• What you need to do: Repeat every record below exactly, but leave out any pictures.

(Lines of data)
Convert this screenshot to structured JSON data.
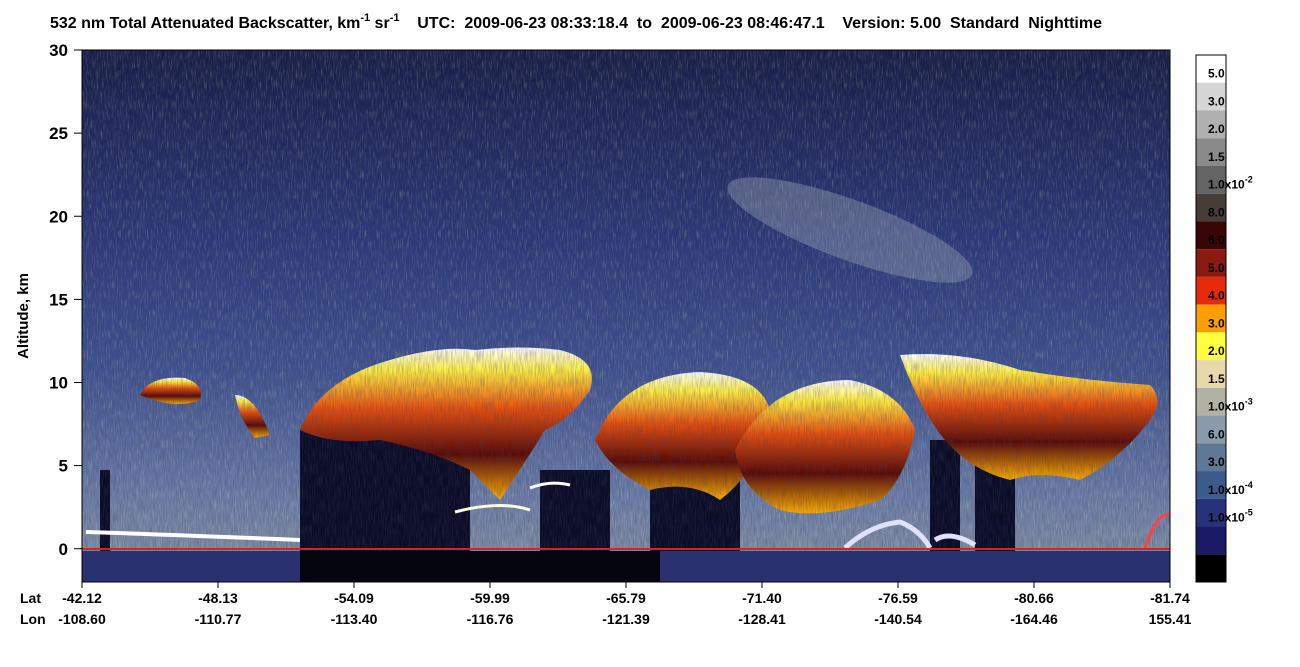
{
  "chart_data": {
    "type": "heatmap",
    "title": [
      "532 nm Total Attenuated Backscatter, km",
      "-1",
      " sr",
      "-1",
      "    UTC:  2009-06-23 08:33:18.4  to  2009-06-23 08:46:47.1    Version: 5.00  Standard  Nighttime"
    ],
    "ylabel": "Altitude, km",
    "ylim": [
      -2,
      30
    ],
    "yticks": [
      0,
      5,
      10,
      15,
      20,
      25,
      30
    ],
    "x_rows": [
      {
        "name": "Lat",
        "labels": [
          "-42.12",
          "-48.13",
          "-54.09",
          "-59.99",
          "-65.79",
          "-71.40",
          "-76.59",
          "-80.66",
          "-81.74"
        ]
      },
      {
        "name": "Lon",
        "labels": [
          "-108.60",
          "-110.77",
          "-113.40",
          "-116.76",
          "-121.39",
          "-128.41",
          "-140.54",
          "-164.46",
          "155.41"
        ]
      }
    ],
    "colorbar": {
      "colors": [
        "#ffffff",
        "#d6d6d6",
        "#b0b0b0",
        "#8a8a8a",
        "#646464",
        "#463c38",
        "#3a0505",
        "#8c1a10",
        "#e82a0c",
        "#ff9e00",
        "#ffff40",
        "#e8d8ac",
        "#b2b2a4",
        "#8a9cac",
        "#5e7896",
        "#3c5a8c",
        "#26337a",
        "#1a1a66",
        "#000000"
      ],
      "labels": [
        {
          "text": "5.0"
        },
        {
          "text": "3.0"
        },
        {
          "text": "2.0"
        },
        {
          "text": "1.5"
        },
        {
          "text": "1.0x10",
          "sup": "-2"
        },
        {
          "text": "8.0"
        },
        {
          "text": "6.0"
        },
        {
          "text": "5.0"
        },
        {
          "text": "4.0"
        },
        {
          "text": "3.0"
        },
        {
          "text": "2.0"
        },
        {
          "text": "1.5"
        },
        {
          "text": "1.0x10",
          "sup": "-3"
        },
        {
          "text": "6.0"
        },
        {
          "text": "3.0"
        },
        {
          "text": "1.0x10",
          "sup": "-4"
        },
        {
          "text": "1.0x10",
          "sup": "-5"
        }
      ]
    }
  }
}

• Solution for this problem:
Convert this screenshot to structured JSON data.
{
  "chart_data": {
    "type": "heatmap",
    "title": [
      "532 nm Total Attenuated Backscatter, km",
      "-1",
      " sr",
      "-1",
      "    UTC:  2009-06-23 08:33:18.4  to  2009-06-23 08:46:47.1    Version: 5.00  Standard  Nighttime"
    ],
    "ylabel": "Altitude, km",
    "ylim": [
      -2,
      30
    ],
    "yticks": [
      0,
      5,
      10,
      15,
      20,
      25,
      30
    ],
    "x_rows": [
      {
        "name": "Lat",
        "labels": [
          "-42.12",
          "-48.13",
          "-54.09",
          "-59.99",
          "-65.79",
          "-71.40",
          "-76.59",
          "-80.66",
          "-81.74"
        ]
      },
      {
        "name": "Lon",
        "labels": [
          "-108.60",
          "-110.77",
          "-113.40",
          "-116.76",
          "-121.39",
          "-128.41",
          "-140.54",
          "-164.46",
          "155.41"
        ]
      }
    ],
    "colorbar": {
      "colors": [
        "#ffffff",
        "#d6d6d6",
        "#b0b0b0",
        "#8a8a8a",
        "#646464",
        "#463c38",
        "#3a0505",
        "#8c1a10",
        "#e82a0c",
        "#ff9e00",
        "#ffff40",
        "#e8d8ac",
        "#b2b2a4",
        "#8a9cac",
        "#5e7896",
        "#3c5a8c",
        "#26337a",
        "#1a1a66",
        "#000000"
      ],
      "labels": [
        {
          "text": "5.0"
        },
        {
          "text": "3.0"
        },
        {
          "text": "2.0"
        },
        {
          "text": "1.5"
        },
        {
          "text": "1.0x10",
          "sup": "-2"
        },
        {
          "text": "8.0"
        },
        {
          "text": "6.0"
        },
        {
          "text": "5.0"
        },
        {
          "text": "4.0"
        },
        {
          "text": "3.0"
        },
        {
          "text": "2.0"
        },
        {
          "text": "1.5"
        },
        {
          "text": "1.0x10",
          "sup": "-3"
        },
        {
          "text": "6.0"
        },
        {
          "text": "3.0"
        },
        {
          "text": "1.0x10",
          "sup": "-4"
        },
        {
          "text": "1.0x10",
          "sup": "-5"
        }
      ]
    }
  }
}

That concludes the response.